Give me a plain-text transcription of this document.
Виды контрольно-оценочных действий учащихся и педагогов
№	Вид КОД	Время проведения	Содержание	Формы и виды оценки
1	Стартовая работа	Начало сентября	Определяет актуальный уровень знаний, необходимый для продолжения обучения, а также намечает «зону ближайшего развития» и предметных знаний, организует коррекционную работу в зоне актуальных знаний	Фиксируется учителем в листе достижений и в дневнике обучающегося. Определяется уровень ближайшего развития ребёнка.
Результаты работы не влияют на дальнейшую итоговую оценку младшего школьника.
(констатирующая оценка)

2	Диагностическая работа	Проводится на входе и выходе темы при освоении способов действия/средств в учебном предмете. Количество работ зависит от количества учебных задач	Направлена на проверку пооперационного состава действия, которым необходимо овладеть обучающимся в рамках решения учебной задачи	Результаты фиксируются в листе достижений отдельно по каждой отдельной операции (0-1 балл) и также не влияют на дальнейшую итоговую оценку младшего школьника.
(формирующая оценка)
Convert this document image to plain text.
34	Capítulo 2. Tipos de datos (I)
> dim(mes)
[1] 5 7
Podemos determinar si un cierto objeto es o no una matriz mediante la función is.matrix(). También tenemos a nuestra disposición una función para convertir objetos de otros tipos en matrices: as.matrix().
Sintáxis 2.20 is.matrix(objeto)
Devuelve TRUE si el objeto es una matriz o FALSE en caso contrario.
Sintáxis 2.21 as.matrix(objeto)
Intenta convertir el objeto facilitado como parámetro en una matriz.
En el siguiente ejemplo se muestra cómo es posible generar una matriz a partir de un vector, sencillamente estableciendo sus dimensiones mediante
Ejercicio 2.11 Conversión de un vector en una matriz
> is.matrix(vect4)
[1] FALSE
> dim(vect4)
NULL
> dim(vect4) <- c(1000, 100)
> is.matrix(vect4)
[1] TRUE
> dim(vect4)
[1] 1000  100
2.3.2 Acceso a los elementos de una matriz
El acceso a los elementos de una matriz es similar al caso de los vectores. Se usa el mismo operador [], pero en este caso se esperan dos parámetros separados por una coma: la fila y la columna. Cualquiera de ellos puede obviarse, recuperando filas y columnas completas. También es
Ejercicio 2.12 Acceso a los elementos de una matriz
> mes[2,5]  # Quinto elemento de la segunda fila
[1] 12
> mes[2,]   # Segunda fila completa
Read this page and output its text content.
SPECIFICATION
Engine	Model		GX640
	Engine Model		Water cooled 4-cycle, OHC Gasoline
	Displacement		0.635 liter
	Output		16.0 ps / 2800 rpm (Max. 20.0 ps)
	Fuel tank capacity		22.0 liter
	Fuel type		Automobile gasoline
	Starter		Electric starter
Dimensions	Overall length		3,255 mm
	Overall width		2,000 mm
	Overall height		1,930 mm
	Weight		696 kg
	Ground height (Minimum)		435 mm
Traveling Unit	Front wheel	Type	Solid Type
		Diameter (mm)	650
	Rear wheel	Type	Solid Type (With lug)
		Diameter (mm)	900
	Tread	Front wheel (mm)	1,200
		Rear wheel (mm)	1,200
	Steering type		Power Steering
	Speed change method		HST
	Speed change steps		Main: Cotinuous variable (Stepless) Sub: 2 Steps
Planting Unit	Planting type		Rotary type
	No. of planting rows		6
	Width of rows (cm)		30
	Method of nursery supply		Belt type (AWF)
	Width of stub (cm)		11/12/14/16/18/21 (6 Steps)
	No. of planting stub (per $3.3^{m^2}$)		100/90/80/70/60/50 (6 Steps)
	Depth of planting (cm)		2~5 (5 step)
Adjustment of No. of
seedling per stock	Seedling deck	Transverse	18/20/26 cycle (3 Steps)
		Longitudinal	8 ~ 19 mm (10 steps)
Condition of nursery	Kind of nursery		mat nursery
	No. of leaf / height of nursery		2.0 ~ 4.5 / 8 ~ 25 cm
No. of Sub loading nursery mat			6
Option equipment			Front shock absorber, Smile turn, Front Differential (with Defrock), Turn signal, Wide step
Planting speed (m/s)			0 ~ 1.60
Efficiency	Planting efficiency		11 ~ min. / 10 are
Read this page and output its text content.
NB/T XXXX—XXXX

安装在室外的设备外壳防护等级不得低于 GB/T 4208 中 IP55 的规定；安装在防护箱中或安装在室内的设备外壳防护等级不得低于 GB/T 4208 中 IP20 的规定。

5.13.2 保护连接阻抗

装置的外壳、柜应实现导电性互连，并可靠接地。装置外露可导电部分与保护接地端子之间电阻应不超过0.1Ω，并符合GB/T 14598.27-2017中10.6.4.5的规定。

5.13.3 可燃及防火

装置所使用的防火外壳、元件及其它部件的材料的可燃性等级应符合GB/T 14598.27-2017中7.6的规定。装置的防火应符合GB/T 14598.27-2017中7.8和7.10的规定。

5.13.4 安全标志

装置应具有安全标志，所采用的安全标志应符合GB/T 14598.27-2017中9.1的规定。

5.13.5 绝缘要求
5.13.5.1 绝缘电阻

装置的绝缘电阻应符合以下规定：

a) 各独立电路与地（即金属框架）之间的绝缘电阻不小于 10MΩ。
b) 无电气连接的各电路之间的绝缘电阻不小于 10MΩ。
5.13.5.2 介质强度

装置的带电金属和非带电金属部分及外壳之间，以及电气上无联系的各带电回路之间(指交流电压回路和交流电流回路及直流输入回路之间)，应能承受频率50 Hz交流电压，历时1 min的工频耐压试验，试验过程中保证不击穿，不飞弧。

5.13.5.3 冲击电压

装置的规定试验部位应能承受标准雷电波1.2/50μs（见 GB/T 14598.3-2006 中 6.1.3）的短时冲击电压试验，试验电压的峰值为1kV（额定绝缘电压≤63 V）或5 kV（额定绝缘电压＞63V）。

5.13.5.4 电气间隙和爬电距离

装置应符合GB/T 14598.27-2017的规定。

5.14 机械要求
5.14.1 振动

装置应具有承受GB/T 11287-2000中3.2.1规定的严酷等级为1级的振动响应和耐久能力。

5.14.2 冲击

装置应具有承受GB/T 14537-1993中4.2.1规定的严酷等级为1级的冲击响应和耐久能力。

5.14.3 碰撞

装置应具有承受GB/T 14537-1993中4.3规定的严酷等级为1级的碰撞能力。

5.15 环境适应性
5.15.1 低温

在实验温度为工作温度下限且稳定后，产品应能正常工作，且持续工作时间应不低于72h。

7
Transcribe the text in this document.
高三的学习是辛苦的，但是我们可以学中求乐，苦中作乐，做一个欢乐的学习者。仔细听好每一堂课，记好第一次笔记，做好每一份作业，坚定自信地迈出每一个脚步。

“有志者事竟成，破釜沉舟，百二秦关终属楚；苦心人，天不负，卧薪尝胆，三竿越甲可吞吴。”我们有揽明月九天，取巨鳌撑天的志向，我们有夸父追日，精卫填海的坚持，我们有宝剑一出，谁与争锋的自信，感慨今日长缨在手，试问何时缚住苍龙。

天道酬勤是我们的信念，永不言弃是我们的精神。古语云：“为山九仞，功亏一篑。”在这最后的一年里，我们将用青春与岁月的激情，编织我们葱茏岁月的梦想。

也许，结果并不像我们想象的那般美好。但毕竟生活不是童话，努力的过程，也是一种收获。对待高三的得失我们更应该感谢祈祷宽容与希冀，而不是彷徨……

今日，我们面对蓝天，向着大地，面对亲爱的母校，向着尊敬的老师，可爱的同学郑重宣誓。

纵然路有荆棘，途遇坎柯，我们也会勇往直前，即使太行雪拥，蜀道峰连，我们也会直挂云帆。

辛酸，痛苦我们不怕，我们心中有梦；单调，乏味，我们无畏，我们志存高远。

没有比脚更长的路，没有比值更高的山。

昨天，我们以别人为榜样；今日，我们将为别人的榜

_THE TASK_
Gather up, from the records above, each line where the word "rows" appears.

_ANSWER FOR THIS EXERCISE_
	No. of planting rows		6
	Width of rows (cm)		30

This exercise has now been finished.